GIVEN INFORMATION:
+ + +
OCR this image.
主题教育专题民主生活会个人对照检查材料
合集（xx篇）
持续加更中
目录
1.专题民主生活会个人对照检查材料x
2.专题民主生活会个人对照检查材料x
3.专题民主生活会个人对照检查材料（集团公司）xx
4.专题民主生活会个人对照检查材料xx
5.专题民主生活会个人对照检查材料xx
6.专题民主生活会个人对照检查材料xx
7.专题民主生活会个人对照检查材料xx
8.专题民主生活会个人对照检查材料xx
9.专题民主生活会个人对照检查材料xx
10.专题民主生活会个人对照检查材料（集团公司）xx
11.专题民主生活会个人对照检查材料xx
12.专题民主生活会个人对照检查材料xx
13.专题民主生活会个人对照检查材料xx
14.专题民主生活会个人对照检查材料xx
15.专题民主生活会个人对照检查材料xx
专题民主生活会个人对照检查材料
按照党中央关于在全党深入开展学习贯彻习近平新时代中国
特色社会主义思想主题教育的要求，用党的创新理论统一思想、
+ + +
REQUEST:
Which lines above hold the word "集团公司"? Copy each of them.

EXERCISE RESULT:
3.专题民主生活会个人对照检查材料（集团公司）xx
10.专题民主生活会个人对照检查材料（集团公司）xx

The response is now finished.